Exercise instructions: Look through the data below and return each line where "page" appears.

Records for the task:
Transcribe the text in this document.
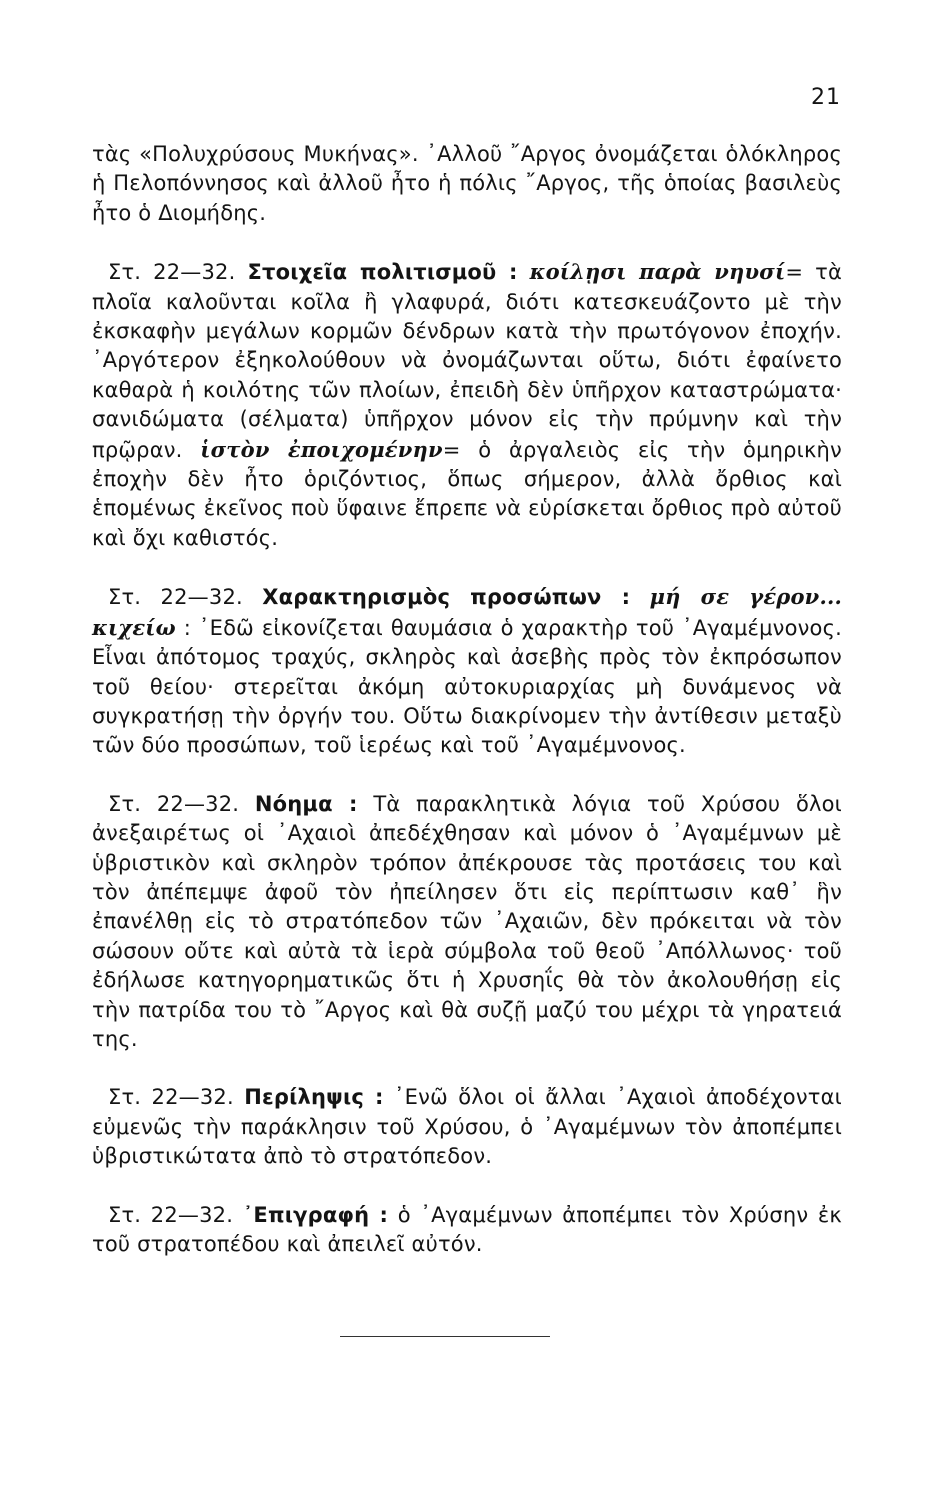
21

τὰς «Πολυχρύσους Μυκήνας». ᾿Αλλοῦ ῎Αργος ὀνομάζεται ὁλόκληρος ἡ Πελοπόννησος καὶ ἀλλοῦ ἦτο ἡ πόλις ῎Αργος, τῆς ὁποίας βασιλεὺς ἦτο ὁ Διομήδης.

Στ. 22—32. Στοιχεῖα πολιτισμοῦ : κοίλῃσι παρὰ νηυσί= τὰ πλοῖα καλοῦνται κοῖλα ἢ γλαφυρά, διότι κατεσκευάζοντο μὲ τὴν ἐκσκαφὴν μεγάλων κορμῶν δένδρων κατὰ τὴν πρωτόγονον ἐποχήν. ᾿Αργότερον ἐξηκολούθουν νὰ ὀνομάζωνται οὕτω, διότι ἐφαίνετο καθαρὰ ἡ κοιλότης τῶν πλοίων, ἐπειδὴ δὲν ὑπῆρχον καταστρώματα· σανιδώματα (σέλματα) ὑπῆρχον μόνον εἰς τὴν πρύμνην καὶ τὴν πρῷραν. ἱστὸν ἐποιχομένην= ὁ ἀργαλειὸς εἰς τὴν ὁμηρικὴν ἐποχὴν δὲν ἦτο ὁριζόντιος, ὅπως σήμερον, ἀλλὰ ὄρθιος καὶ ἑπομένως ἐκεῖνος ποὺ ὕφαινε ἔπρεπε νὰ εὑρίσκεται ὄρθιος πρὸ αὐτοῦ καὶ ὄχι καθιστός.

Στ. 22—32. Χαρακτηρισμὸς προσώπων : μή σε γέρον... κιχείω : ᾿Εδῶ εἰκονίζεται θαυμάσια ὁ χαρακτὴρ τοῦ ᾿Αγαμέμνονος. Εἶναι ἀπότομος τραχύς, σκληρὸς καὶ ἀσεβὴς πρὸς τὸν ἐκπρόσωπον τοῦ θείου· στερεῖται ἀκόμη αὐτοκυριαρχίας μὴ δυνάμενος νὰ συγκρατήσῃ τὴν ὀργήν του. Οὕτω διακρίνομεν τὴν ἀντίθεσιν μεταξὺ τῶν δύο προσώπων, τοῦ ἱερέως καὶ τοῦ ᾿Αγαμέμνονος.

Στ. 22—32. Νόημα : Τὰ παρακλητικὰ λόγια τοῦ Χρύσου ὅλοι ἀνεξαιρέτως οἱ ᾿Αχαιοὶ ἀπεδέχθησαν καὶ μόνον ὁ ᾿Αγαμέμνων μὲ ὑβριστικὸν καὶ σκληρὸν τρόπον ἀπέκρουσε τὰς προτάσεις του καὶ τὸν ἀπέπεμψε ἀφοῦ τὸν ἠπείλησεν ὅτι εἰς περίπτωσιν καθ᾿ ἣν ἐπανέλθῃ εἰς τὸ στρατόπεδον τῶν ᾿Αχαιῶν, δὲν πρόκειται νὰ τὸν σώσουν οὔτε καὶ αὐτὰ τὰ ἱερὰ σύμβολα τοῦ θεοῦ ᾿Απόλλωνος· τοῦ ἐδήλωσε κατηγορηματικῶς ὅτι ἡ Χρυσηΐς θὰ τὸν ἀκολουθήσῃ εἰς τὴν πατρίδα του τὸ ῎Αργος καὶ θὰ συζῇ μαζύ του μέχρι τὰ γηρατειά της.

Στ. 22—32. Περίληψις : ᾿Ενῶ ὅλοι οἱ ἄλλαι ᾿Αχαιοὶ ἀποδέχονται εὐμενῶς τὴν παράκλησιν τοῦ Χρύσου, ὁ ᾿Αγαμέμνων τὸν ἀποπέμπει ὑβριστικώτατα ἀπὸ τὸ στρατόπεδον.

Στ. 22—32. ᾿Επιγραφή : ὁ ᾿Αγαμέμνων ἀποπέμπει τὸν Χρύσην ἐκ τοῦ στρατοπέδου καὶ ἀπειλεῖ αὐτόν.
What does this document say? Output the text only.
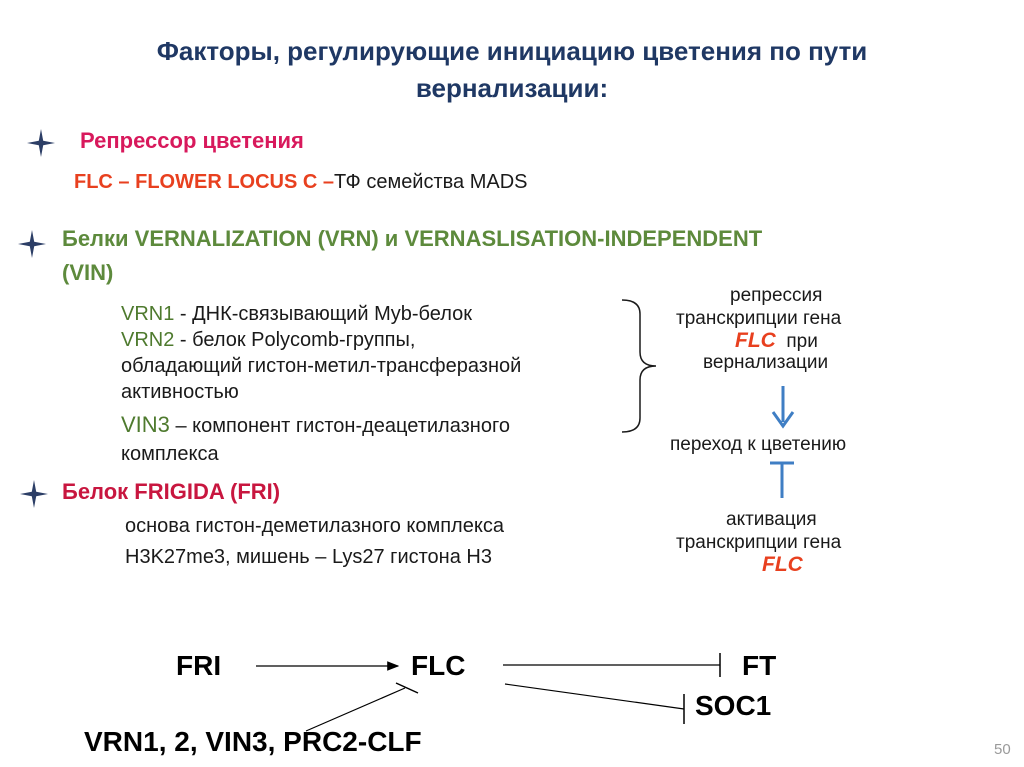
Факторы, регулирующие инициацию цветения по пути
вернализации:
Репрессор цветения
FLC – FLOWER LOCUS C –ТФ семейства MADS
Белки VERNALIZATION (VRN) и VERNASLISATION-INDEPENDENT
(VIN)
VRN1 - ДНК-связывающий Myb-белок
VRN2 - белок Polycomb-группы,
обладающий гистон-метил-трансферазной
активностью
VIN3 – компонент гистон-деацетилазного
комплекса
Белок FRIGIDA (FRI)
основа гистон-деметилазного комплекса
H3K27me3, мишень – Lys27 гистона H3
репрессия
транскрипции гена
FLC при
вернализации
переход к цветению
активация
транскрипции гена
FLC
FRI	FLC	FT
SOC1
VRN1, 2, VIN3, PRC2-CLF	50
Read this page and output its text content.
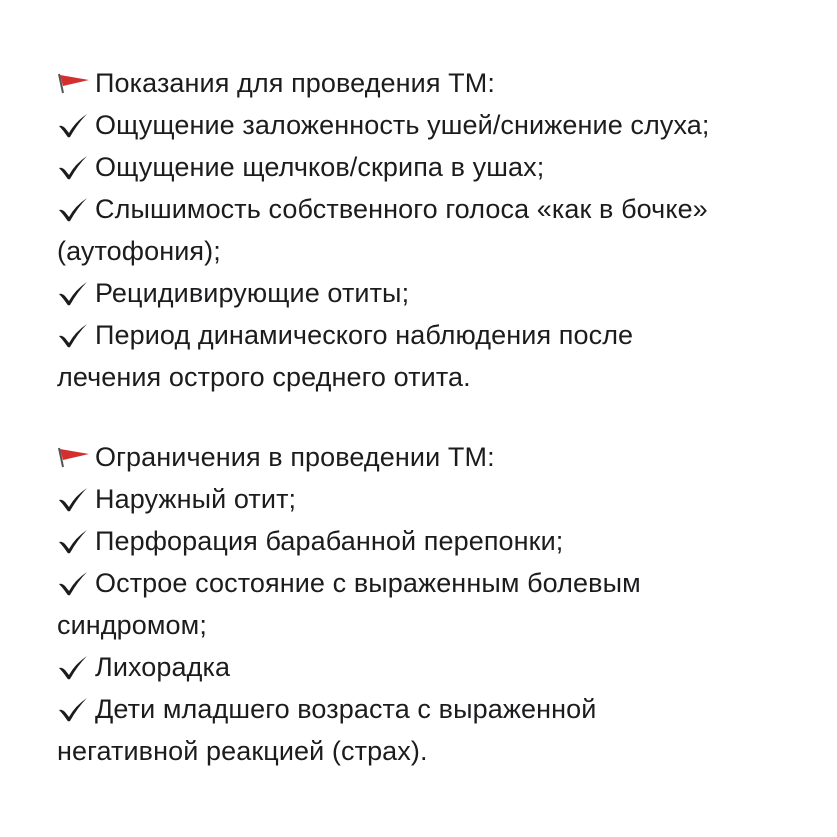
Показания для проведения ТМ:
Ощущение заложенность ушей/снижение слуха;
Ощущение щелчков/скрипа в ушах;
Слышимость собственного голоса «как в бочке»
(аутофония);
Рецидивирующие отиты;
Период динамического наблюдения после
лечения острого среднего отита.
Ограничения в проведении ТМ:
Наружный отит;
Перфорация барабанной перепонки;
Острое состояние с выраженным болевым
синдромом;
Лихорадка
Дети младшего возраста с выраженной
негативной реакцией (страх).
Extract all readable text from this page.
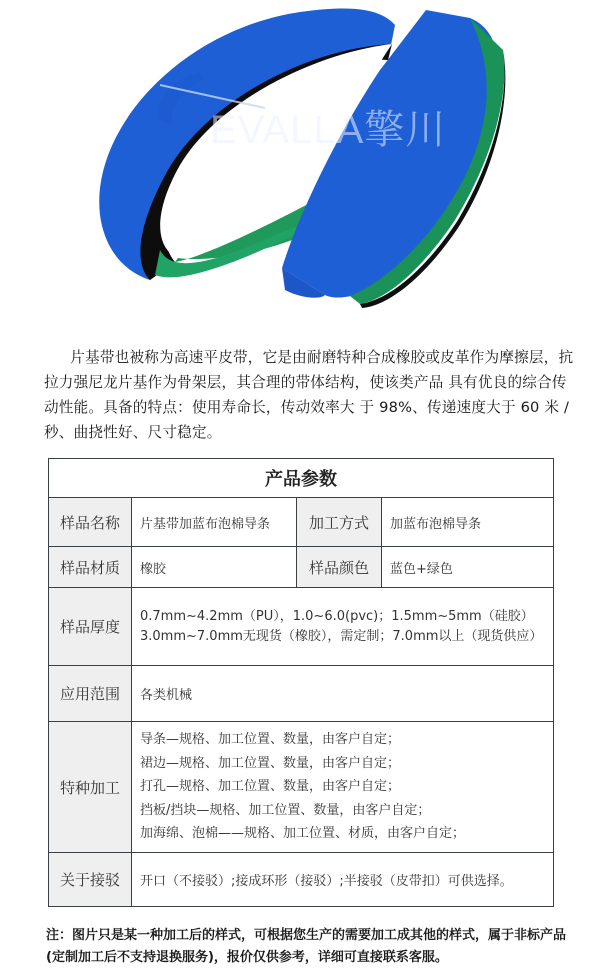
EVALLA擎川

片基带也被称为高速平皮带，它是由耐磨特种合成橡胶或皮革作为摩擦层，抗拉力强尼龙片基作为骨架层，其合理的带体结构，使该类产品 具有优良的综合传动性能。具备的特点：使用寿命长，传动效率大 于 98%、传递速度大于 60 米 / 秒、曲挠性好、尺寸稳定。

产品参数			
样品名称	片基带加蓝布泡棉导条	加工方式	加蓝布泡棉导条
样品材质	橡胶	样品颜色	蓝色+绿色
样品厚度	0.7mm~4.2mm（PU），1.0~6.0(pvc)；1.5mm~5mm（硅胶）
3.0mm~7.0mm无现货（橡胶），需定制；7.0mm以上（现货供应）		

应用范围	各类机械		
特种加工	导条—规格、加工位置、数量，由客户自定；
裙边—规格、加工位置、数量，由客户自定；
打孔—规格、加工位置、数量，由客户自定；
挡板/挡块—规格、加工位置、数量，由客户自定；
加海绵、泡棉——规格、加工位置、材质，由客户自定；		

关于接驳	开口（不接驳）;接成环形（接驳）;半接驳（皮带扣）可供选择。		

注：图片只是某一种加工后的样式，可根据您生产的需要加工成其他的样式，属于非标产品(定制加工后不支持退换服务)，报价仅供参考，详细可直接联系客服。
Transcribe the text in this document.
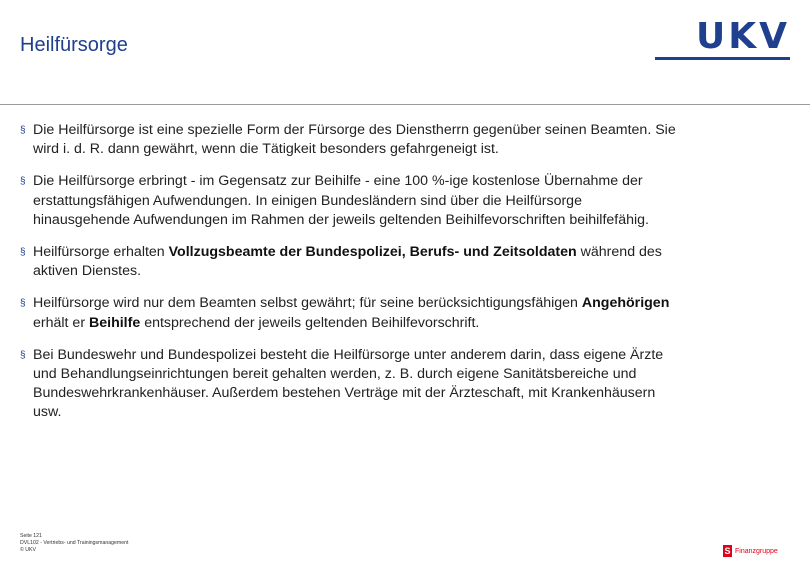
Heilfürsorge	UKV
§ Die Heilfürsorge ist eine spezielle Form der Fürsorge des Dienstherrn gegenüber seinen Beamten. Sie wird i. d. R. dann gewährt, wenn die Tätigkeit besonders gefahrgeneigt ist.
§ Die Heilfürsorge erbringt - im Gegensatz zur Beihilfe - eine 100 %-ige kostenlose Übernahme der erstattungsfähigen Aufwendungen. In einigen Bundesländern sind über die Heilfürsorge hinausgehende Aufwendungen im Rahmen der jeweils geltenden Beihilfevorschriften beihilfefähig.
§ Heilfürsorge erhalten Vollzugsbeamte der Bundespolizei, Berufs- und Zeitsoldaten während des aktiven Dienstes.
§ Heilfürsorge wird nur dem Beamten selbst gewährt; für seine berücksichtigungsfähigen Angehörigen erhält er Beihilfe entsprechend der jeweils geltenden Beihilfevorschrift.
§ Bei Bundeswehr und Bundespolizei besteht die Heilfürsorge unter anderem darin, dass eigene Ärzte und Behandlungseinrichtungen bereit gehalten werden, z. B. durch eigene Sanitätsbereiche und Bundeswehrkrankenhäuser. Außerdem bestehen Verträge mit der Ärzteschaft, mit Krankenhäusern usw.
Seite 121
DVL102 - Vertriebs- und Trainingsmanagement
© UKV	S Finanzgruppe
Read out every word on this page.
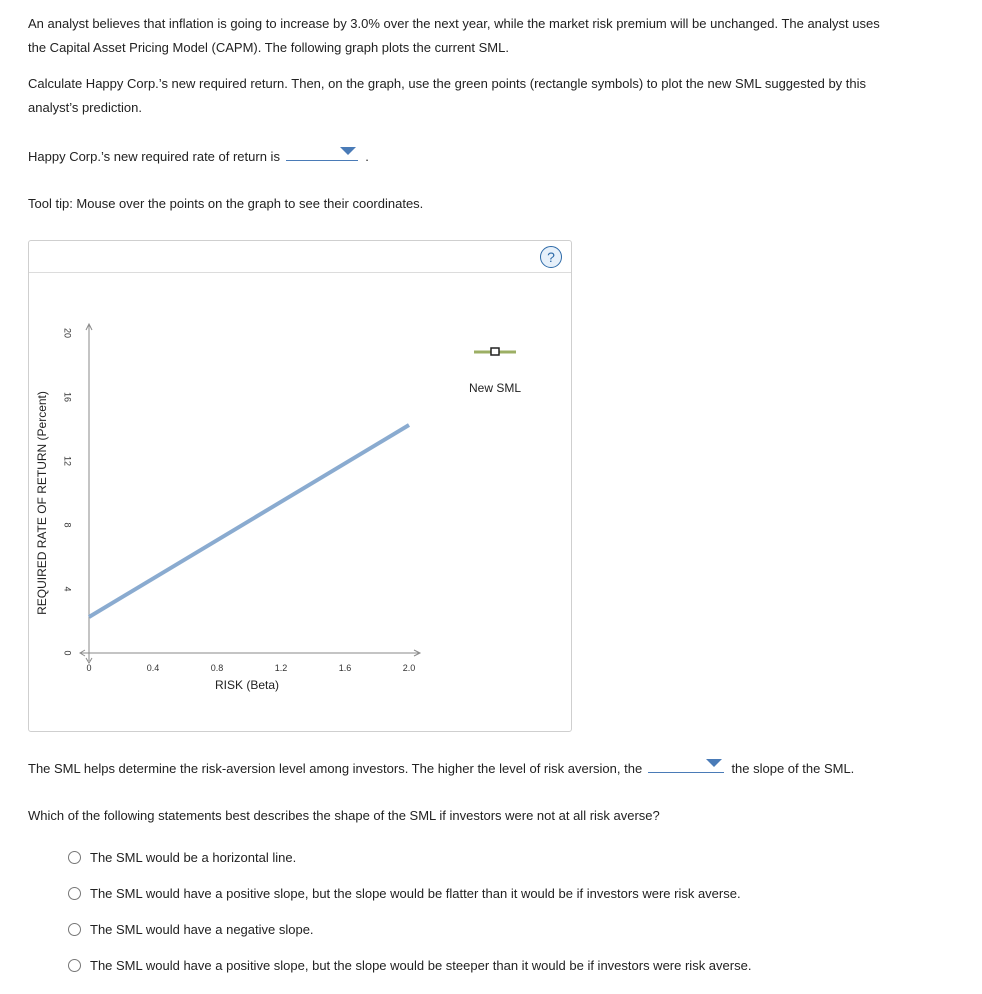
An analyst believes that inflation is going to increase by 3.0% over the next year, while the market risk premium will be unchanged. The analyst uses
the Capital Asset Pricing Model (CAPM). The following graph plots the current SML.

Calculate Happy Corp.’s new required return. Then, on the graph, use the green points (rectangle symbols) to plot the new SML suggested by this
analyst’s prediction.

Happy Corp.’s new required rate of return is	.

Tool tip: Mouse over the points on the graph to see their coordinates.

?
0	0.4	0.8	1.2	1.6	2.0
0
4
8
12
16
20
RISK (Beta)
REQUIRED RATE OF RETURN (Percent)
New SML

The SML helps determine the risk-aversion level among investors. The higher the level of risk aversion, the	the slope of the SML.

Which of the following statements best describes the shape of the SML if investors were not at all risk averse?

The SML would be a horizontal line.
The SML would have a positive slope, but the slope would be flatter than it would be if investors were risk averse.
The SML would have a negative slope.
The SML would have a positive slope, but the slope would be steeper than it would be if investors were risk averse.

Reply:
Read this page and output its text content.
Extract all readable text from this page.
Read out every word on this page.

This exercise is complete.